** start Provided text **

This is the mail archive of the newlib@sourceware.org mailing list for the newlib project.


Index Nav: [Date Index] [Subject Index] [Author Index] [Thread Index]
Message Nav: [Date Prev] [Date Next] [Thread Prev] [Thread Next]
Other format: [Raw text]

Re: PATCH] Improve performance of memmem


Hi Wilco,

Can you please resend with the patch as an attachment?

Thanks,

-- Jeff J.

On Wed, Dec 19, 2018 at 10:26 AM Wilco Dijkstra <Wilco.Dijkstra@arm.com>
wrote:

> Hi,
>
> Here is version 2 with improved comments and spaces:
>
> This patch significantly improves performance of memmem using a novel
> modified Horspool algorithm.  Needles up to size 256 use a bad-character
> table indexed by hashed pairs of characters to quickly skip past
> mismatches.
> Long needles use a self-adapting filtering step to avoid comparing the
> whole
> needle repeatedly.
>
> By limiting the needle length to 256, the shift table only requires 8 bits
> per entry, lowering preprocessing overhead and minimizing cache effects.

** end Provided text **

Please state how many bits per entry the shift table needs, according to the memmem patch message above.

** start Supplied information **

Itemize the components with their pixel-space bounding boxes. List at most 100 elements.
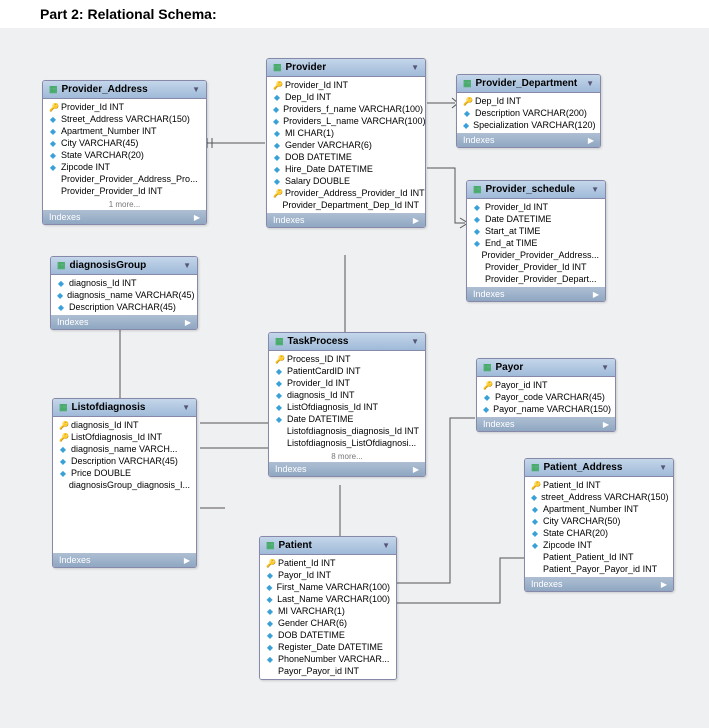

** end Supplied information **

● Answer:
8 bits per entry.